-- Start Source material --

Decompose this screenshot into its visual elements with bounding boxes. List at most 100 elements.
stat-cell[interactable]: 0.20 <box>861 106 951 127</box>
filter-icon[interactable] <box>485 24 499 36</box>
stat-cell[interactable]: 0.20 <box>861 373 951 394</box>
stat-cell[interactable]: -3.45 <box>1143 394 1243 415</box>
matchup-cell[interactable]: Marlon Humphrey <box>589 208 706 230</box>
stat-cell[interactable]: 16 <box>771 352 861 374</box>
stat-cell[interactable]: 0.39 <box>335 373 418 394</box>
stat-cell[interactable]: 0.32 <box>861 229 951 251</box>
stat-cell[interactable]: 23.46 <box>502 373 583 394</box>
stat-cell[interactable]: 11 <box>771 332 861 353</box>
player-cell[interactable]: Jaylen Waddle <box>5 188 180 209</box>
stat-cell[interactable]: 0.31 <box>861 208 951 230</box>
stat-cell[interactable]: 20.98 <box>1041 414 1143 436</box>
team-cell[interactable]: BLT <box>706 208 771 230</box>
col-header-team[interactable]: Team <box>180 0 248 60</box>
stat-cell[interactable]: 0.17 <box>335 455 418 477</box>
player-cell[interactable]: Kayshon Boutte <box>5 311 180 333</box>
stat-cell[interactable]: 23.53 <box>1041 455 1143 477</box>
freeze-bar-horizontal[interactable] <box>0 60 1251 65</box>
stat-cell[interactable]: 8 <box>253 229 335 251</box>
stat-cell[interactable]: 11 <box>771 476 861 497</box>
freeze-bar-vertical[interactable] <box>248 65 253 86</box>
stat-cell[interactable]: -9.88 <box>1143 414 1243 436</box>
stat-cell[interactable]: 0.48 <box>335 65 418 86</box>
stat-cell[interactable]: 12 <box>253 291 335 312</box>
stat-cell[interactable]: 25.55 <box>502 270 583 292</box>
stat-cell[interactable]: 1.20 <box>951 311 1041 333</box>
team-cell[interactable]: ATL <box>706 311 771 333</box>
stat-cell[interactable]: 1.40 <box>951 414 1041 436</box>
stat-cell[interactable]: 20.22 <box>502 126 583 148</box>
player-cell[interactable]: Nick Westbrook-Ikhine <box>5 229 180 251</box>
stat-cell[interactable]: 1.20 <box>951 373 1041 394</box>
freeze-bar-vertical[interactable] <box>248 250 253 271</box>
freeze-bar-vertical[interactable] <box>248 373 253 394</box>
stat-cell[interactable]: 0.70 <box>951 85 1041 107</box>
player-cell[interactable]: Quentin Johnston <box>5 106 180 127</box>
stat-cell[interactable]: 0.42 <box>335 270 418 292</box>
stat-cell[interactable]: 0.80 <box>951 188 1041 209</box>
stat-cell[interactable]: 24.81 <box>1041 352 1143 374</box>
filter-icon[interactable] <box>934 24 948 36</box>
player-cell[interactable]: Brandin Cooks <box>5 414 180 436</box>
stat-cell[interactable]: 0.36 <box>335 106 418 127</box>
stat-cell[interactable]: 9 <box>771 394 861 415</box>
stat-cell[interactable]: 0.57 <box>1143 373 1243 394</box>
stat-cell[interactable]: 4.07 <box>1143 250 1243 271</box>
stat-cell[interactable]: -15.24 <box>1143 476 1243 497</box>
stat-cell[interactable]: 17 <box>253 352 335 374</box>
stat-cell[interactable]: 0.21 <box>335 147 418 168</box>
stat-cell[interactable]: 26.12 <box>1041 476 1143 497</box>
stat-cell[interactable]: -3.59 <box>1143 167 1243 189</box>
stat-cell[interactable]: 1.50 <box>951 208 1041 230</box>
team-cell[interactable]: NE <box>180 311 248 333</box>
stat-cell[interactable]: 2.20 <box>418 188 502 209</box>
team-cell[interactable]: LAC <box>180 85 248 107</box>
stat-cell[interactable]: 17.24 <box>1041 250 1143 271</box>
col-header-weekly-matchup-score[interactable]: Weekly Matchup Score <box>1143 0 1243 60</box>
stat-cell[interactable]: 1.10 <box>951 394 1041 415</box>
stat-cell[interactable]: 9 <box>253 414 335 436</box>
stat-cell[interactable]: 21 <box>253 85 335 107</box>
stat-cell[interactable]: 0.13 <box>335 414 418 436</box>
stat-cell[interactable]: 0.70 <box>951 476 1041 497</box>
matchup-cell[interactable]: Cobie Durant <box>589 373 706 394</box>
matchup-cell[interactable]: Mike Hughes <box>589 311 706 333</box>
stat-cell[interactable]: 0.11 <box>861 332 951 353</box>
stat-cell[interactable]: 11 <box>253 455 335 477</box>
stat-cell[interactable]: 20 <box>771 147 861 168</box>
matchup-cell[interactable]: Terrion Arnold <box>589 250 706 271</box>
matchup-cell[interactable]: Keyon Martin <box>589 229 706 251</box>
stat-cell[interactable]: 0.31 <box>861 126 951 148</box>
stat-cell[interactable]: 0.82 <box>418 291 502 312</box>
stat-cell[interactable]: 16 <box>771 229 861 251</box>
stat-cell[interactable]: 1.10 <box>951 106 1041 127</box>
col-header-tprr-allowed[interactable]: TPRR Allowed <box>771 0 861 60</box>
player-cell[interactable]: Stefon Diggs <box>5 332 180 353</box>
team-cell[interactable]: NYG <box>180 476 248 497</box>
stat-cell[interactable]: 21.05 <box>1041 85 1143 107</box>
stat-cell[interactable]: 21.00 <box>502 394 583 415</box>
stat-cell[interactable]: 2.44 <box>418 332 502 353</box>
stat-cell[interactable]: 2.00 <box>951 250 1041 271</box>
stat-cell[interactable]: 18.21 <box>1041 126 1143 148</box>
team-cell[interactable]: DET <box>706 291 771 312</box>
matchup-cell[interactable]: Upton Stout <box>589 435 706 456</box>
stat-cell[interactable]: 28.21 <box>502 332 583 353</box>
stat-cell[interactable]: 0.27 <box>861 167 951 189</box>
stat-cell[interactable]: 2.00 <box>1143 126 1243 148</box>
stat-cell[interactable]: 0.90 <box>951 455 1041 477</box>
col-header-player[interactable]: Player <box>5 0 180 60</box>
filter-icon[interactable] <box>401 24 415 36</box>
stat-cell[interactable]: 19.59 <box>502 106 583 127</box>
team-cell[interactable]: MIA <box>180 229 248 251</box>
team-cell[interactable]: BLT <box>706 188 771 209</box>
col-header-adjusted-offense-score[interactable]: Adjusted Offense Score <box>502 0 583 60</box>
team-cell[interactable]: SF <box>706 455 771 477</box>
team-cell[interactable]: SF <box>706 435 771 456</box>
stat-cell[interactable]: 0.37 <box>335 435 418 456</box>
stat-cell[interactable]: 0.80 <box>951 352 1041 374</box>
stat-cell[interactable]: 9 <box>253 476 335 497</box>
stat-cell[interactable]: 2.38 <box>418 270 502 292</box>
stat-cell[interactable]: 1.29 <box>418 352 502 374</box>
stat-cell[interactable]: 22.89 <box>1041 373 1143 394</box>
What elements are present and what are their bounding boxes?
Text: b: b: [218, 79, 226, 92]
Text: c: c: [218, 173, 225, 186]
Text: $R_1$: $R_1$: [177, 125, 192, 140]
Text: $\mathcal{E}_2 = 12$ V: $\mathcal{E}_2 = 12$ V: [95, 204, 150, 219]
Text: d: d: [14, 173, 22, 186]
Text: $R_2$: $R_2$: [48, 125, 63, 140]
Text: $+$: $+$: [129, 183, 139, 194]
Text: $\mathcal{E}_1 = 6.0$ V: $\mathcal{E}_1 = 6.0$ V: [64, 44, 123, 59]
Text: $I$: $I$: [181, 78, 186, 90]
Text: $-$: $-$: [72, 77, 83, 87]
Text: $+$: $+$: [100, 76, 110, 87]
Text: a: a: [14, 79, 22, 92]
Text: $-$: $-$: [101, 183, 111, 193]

-- End Source material --

> _Your task_:
Copy every line of the records above word for word, from the first record through the last.

> _Solution below_:
Decompose this screenshot into its visual elements with bounding boxes. List at most 100 elements.
stat-cell[interactable]: 0.20 <box>861 106 951 127</box>
filter-icon[interactable] <box>485 24 499 36</box>
stat-cell[interactable]: 0.20 <box>861 373 951 394</box>
stat-cell[interactable]: -3.45 <box>1143 394 1243 415</box>
matchup-cell[interactable]: Marlon Humphrey <box>589 208 706 230</box>
stat-cell[interactable]: 16 <box>771 352 861 374</box>
stat-cell[interactable]: 0.39 <box>335 373 418 394</box>
stat-cell[interactable]: 0.32 <box>861 229 951 251</box>
stat-cell[interactable]: 23.46 <box>502 373 583 394</box>
stat-cell[interactable]: 11 <box>771 332 861 353</box>
player-cell[interactable]: Jaylen Waddle <box>5 188 180 209</box>
stat-cell[interactable]: 0.31 <box>861 208 951 230</box>
stat-cell[interactable]: 20.98 <box>1041 414 1143 436</box>
team-cell[interactable]: BLT <box>706 208 771 230</box>
col-header-team[interactable]: Team <box>180 0 248 60</box>
stat-cell[interactable]: 0.17 <box>335 455 418 477</box>
player-cell[interactable]: Kayshon Boutte <box>5 311 180 333</box>
stat-cell[interactable]: 23.53 <box>1041 455 1143 477</box>
freeze-bar-horizontal[interactable] <box>0 60 1251 65</box>
stat-cell[interactable]: 8 <box>253 229 335 251</box>
stat-cell[interactable]: 11 <box>771 476 861 497</box>
freeze-bar-vertical[interactable] <box>248 65 253 86</box>
stat-cell[interactable]: -9.88 <box>1143 414 1243 436</box>
stat-cell[interactable]: 0.48 <box>335 65 418 86</box>
stat-cell[interactable]: 12 <box>253 291 335 312</box>
stat-cell[interactable]: 25.55 <box>502 270 583 292</box>
stat-cell[interactable]: 1.20 <box>951 311 1041 333</box>
team-cell[interactable]: ATL <box>706 311 771 333</box>
stat-cell[interactable]: 1.40 <box>951 414 1041 436</box>
stat-cell[interactable]: 20.22 <box>502 126 583 148</box>
player-cell[interactable]: Nick Westbrook-Ikhine <box>5 229 180 251</box>
stat-cell[interactable]: 1.20 <box>951 373 1041 394</box>
freeze-bar-vertical[interactable] <box>248 250 253 271</box>
freeze-bar-vertical[interactable] <box>248 373 253 394</box>
stat-cell[interactable]: 0.70 <box>951 85 1041 107</box>
player-cell[interactable]: Quentin Johnston <box>5 106 180 127</box>
stat-cell[interactable]: 0.42 <box>335 270 418 292</box>
stat-cell[interactable]: 0.80 <box>951 188 1041 209</box>
stat-cell[interactable]: 24.81 <box>1041 352 1143 374</box>
filter-icon[interactable] <box>934 24 948 36</box>
player-cell[interactable]: Brandin Cooks <box>5 414 180 436</box>
stat-cell[interactable]: 0.36 <box>335 106 418 127</box>
stat-cell[interactable]: 9 <box>771 394 861 415</box>
stat-cell[interactable]: 0.57 <box>1143 373 1243 394</box>
stat-cell[interactable]: 4.07 <box>1143 250 1243 271</box>
stat-cell[interactable]: -15.24 <box>1143 476 1243 497</box>
stat-cell[interactable]: 17 <box>253 352 335 374</box>
stat-cell[interactable]: 0.21 <box>335 147 418 168</box>
stat-cell[interactable]: 26.12 <box>1041 476 1143 497</box>
stat-cell[interactable]: -3.59 <box>1143 167 1243 189</box>
stat-cell[interactable]: 1.50 <box>951 208 1041 230</box>
team-cell[interactable]: NE <box>180 311 248 333</box>
stat-cell[interactable]: 2.20 <box>418 188 502 209</box>
team-cell[interactable]: LAC <box>180 85 248 107</box>
stat-cell[interactable]: 17.24 <box>1041 250 1143 271</box>
col-header-weekly-matchup-score[interactable]: Weekly Matchup Score <box>1143 0 1243 60</box>
stat-cell[interactable]: 1.10 <box>951 394 1041 415</box>
stat-cell[interactable]: 9 <box>253 414 335 436</box>
stat-cell[interactable]: 21 <box>253 85 335 107</box>
stat-cell[interactable]: 0.13 <box>335 414 418 436</box>
stat-cell[interactable]: 0.70 <box>951 476 1041 497</box>
matchup-cell[interactable]: Cobie Durant <box>589 373 706 394</box>
matchup-cell[interactable]: Mike Hughes <box>589 311 706 333</box>
stat-cell[interactable]: 0.11 <box>861 332 951 353</box>
stat-cell[interactable]: 11 <box>253 455 335 477</box>
stat-cell[interactable]: 20 <box>771 147 861 168</box>
matchup-cell[interactable]: Terrion Arnold <box>589 250 706 271</box>
matchup-cell[interactable]: Keyon Martin <box>589 229 706 251</box>
stat-cell[interactable]: 0.31 <box>861 126 951 148</box>
stat-cell[interactable]: 0.82 <box>418 291 502 312</box>
stat-cell[interactable]: 16 <box>771 229 861 251</box>
stat-cell[interactable]: 1.10 <box>951 106 1041 127</box>
col-header-tprr-allowed[interactable]: TPRR Allowed <box>771 0 861 60</box>
player-cell[interactable]: Stefon Diggs <box>5 332 180 353</box>
team-cell[interactable]: NYG <box>180 476 248 497</box>
stat-cell[interactable]: 21.05 <box>1041 85 1143 107</box>
stat-cell[interactable]: 21.00 <box>502 394 583 415</box>
stat-cell[interactable]: 2.44 <box>418 332 502 353</box>
stat-cell[interactable]: 2.00 <box>951 250 1041 271</box>
stat-cell[interactable]: 18.21 <box>1041 126 1143 148</box>
team-cell[interactable]: DET <box>706 291 771 312</box>
matchup-cell[interactable]: Upton Stout <box>589 435 706 456</box>
stat-cell[interactable]: 28.21 <box>502 332 583 353</box>
stat-cell[interactable]: 0.27 <box>861 167 951 189</box>
stat-cell[interactable]: 2.00 <box>1143 126 1243 148</box>
stat-cell[interactable]: 0.90 <box>951 455 1041 477</box>
col-header-player[interactable]: Player <box>5 0 180 60</box>
filter-icon[interactable] <box>401 24 415 36</box>
stat-cell[interactable]: 19.59 <box>502 106 583 127</box>
team-cell[interactable]: MIA <box>180 229 248 251</box>
team-cell[interactable]: BLT <box>706 188 771 209</box>
col-header-adjusted-offense-score[interactable]: Adjusted Offense Score <box>502 0 583 60</box>
team-cell[interactable]: SF <box>706 455 771 477</box>
team-cell[interactable]: SF <box>706 435 771 456</box>
stat-cell[interactable]: 0.37 <box>335 435 418 456</box>
stat-cell[interactable]: 0.80 <box>951 352 1041 374</box>
stat-cell[interactable]: 9 <box>253 476 335 497</box>
stat-cell[interactable]: 2.38 <box>418 270 502 292</box>
stat-cell[interactable]: 1.29 <box>418 352 502 374</box>
stat-cell[interactable]: 22.89 <box>1041 373 1143 394</box>
What elements are present and what are their bounding boxes?
Text: b: b: [218, 79, 226, 92]
Text: c: c: [218, 173, 225, 186]
Text: $R_1$: $R_1$: [177, 125, 192, 140]
Text: $\mathcal{E}_2 = 12$ V: $\mathcal{E}_2 = 12$ V: [95, 204, 150, 219]
Text: d: d: [14, 173, 22, 186]
Text: $R_2$: $R_2$: [48, 125, 63, 140]
Text: $+$: $+$: [129, 183, 139, 194]
Text: $\mathcal{E}_1 = 6.0$ V: $\mathcal{E}_1 = 6.0$ V: [64, 44, 123, 59]
Text: $I$: $I$: [181, 78, 186, 90]
Text: $-$: $-$: [72, 77, 83, 87]
Text: $+$: $+$: [100, 76, 110, 87]
Text: a: a: [14, 79, 22, 92]
Text: $-$: $-$: [101, 183, 111, 193]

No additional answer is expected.